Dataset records
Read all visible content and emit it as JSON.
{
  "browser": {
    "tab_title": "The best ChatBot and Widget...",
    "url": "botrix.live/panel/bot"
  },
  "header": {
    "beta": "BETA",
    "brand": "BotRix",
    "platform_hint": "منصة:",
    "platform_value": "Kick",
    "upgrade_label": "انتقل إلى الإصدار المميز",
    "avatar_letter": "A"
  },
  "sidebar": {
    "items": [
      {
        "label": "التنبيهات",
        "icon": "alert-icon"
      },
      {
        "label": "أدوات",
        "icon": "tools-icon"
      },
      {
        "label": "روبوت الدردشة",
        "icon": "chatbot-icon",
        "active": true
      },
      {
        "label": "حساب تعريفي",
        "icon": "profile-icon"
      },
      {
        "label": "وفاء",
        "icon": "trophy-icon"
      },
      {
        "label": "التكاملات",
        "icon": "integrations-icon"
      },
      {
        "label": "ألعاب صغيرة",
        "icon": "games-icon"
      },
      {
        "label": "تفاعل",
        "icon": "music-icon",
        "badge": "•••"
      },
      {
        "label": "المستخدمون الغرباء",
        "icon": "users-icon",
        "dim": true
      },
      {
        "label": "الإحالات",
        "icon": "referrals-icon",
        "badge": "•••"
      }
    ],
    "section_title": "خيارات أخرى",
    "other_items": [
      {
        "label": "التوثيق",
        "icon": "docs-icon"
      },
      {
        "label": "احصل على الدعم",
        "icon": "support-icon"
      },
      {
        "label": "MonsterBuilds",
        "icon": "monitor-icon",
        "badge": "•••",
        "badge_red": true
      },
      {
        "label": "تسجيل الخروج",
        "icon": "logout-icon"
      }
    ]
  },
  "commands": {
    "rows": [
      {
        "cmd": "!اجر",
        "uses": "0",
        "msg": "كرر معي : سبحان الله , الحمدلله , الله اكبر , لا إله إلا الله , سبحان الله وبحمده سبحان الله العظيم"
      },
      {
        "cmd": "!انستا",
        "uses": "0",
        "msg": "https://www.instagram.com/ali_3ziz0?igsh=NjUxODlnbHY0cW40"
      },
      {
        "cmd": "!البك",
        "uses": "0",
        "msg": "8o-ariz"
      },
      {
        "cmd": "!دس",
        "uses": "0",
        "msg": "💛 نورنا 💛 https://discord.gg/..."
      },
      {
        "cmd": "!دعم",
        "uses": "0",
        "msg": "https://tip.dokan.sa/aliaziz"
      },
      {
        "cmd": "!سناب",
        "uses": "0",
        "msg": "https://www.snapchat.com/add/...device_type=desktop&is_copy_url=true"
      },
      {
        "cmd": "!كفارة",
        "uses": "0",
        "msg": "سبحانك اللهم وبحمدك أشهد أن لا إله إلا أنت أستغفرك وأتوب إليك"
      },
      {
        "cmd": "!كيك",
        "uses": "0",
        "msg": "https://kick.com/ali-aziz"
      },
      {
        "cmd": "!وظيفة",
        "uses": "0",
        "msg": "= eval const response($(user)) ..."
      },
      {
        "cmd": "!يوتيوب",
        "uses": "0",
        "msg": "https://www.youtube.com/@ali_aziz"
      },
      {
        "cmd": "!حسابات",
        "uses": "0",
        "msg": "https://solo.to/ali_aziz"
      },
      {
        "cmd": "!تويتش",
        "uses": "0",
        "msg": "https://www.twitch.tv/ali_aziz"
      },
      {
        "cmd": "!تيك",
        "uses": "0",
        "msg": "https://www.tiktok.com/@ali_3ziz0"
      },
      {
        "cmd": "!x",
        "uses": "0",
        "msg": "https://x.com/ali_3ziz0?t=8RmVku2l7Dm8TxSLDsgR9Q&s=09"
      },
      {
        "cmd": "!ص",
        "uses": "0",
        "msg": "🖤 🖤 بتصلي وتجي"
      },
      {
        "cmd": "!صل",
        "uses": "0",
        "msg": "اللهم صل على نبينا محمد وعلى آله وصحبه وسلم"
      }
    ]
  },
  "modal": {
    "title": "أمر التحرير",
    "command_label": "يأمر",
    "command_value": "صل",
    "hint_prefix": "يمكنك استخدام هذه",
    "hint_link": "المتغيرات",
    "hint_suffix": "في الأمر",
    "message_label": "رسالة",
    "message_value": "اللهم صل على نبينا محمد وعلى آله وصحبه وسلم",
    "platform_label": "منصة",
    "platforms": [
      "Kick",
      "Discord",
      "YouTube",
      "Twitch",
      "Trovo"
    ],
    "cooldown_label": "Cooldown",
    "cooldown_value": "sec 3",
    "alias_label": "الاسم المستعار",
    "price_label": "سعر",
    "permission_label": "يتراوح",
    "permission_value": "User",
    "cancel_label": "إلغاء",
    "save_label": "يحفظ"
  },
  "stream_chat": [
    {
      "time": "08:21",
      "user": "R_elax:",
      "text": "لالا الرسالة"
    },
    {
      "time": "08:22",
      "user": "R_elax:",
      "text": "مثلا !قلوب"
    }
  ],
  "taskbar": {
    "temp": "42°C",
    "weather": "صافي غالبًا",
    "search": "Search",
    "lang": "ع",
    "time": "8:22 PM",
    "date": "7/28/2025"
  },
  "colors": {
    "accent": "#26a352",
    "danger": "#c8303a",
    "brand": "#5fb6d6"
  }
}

**Do this:**
Extract all lines containing the word "https".

**Solved problem:**
        "msg": "https://www.instagram.com/ali_3ziz0?igsh=NjUxODlnbHY0cW40"
        "msg": "💛 نورنا 💛 https://discord.gg/..."
        "msg": "https://tip.dokan.sa/aliaziz"
        "msg": "https://www.snapchat.com/add/...device_type=desktop&is_copy_url=true"
        "msg": "https://kick.com/ali-aziz"
        "msg": "https://www.youtube.com/@ali_aziz"
        "msg": "https://solo.to/ali_aziz"
        "msg": "https://www.twitch.tv/ali_aziz"
        "msg": "https://www.tiktok.com/@ali_3ziz0"
        "msg": "https://x.com/ali_3ziz0?t=8RmVku2l7Dm8TxSLDsgR9Q&s=09"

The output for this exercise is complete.